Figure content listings
▽
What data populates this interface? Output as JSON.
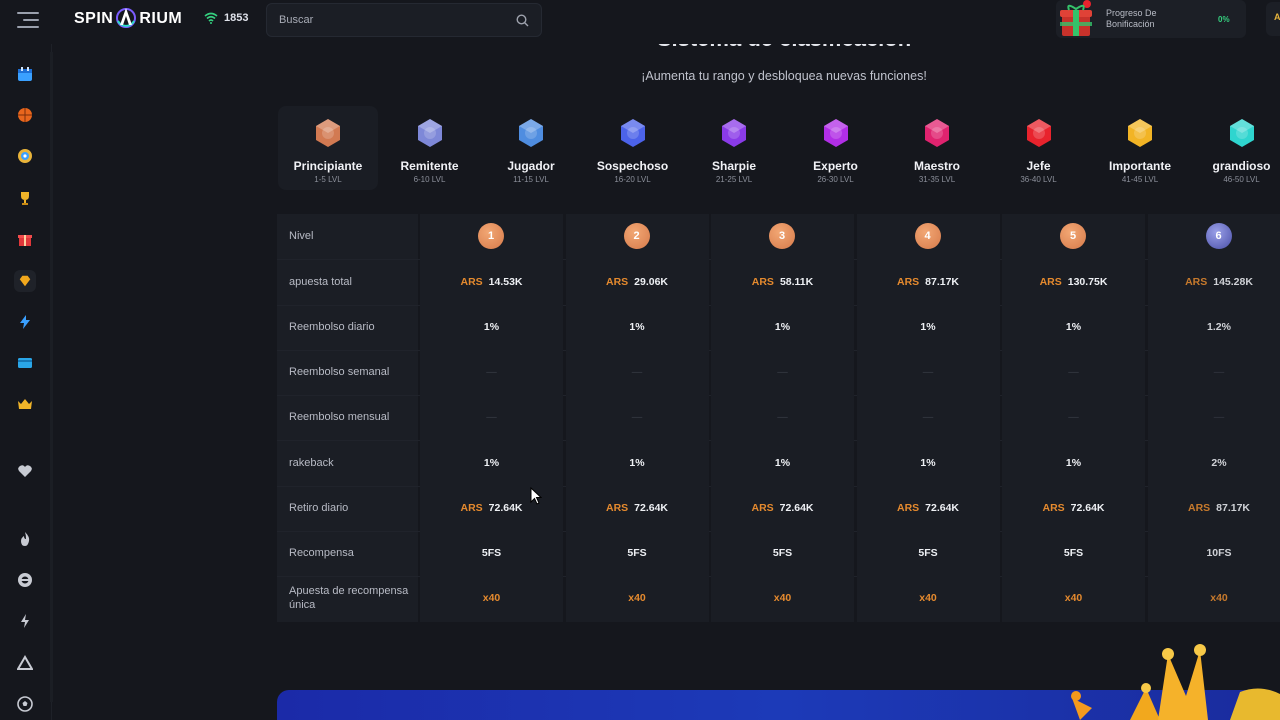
{
  "header": {
    "logo": {
      "left": "SPIN",
      "right": "RIUM"
    },
    "online_count": "1853",
    "search_placeholder": "Buscar",
    "bonus": {
      "label": "Progreso De Bonificación",
      "percent": "0%"
    },
    "edge_text": "A"
  },
  "sidebar": {
    "icons": [
      "calendar-icon",
      "basketball-icon",
      "roulette-icon",
      "trophy-icon",
      "gift-icon",
      "vip-gem-icon",
      "lightning-icon",
      "card-icon",
      "crown-icon",
      "heart-icon",
      "fire-icon",
      "chip-icon",
      "bolt-icon",
      "triangle-icon",
      "soccer-icon"
    ]
  },
  "page": {
    "title": "Sistema de clasificación",
    "subtitle": "¡Aumenta tu rango y desbloquea nuevas funciones!"
  },
  "ranks": [
    {
      "name": "Principiante",
      "levels": "1-5 LVL",
      "color": "#d27a52",
      "active": true
    },
    {
      "name": "Remitente",
      "levels": "6-10 LVL",
      "color": "#7e88d8"
    },
    {
      "name": "Jugador",
      "levels": "11-15 LVL",
      "color": "#4f8de0"
    },
    {
      "name": "Sospechoso",
      "levels": "16-20 LVL",
      "color": "#4c63ea"
    },
    {
      "name": "Sharpie",
      "levels": "21-25 LVL",
      "color": "#8a3be8"
    },
    {
      "name": "Experto",
      "levels": "26-30 LVL",
      "color": "#b12ee6"
    },
    {
      "name": "Maestro",
      "levels": "31-35 LVL",
      "color": "#e0236f"
    },
    {
      "name": "Jefe",
      "levels": "36-40 LVL",
      "color": "#e8232d"
    },
    {
      "name": "Importante",
      "levels": "41-45 LVL",
      "color": "#f2b425"
    },
    {
      "name": "grandioso",
      "levels": "46-50 LVL",
      "color": "#2fd5cf"
    }
  ],
  "table": {
    "row_labels": [
      "Nivel",
      "apuesta total",
      "Reembolso diario",
      "Reembolso semanal",
      "Reembolso mensual",
      "rakeback",
      "Retiro diario",
      "Recompensa",
      "Apuesta de recompensa única"
    ],
    "currency": "ARS",
    "columns": [
      {
        "level": "1",
        "total_bet": "14.53K",
        "daily": "1%",
        "weekly": "—",
        "monthly": "—",
        "rakeback": "1%",
        "withdraw": "72.64K",
        "reward": "5FS",
        "wager": "x40"
      },
      {
        "level": "2",
        "total_bet": "29.06K",
        "daily": "1%",
        "weekly": "—",
        "monthly": "—",
        "rakeback": "1%",
        "withdraw": "72.64K",
        "reward": "5FS",
        "wager": "x40"
      },
      {
        "level": "3",
        "total_bet": "58.11K",
        "daily": "1%",
        "weekly": "—",
        "monthly": "—",
        "rakeback": "1%",
        "withdraw": "72.64K",
        "reward": "5FS",
        "wager": "x40"
      },
      {
        "level": "4",
        "total_bet": "87.17K",
        "daily": "1%",
        "weekly": "—",
        "monthly": "—",
        "rakeback": "1%",
        "withdraw": "72.64K",
        "reward": "5FS",
        "wager": "x40"
      },
      {
        "level": "5",
        "total_bet": "130.75K",
        "daily": "1%",
        "weekly": "—",
        "monthly": "—",
        "rakeback": "1%",
        "withdraw": "72.64K",
        "reward": "5FS",
        "wager": "x40"
      },
      {
        "level": "6",
        "total_bet": "145.28K",
        "daily": "1.2%",
        "weekly": "—",
        "monthly": "—",
        "rakeback": "2%",
        "withdraw": "87.17K",
        "reward": "10FS",
        "wager": "x40"
      }
    ]
  }
}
△
Short problem:
Working from the listing above, pick out every line that has "Reembolso" and copy it.

Full output:
      "Reembolso diario",
      "Reembolso semanal",
      "Reembolso mensual",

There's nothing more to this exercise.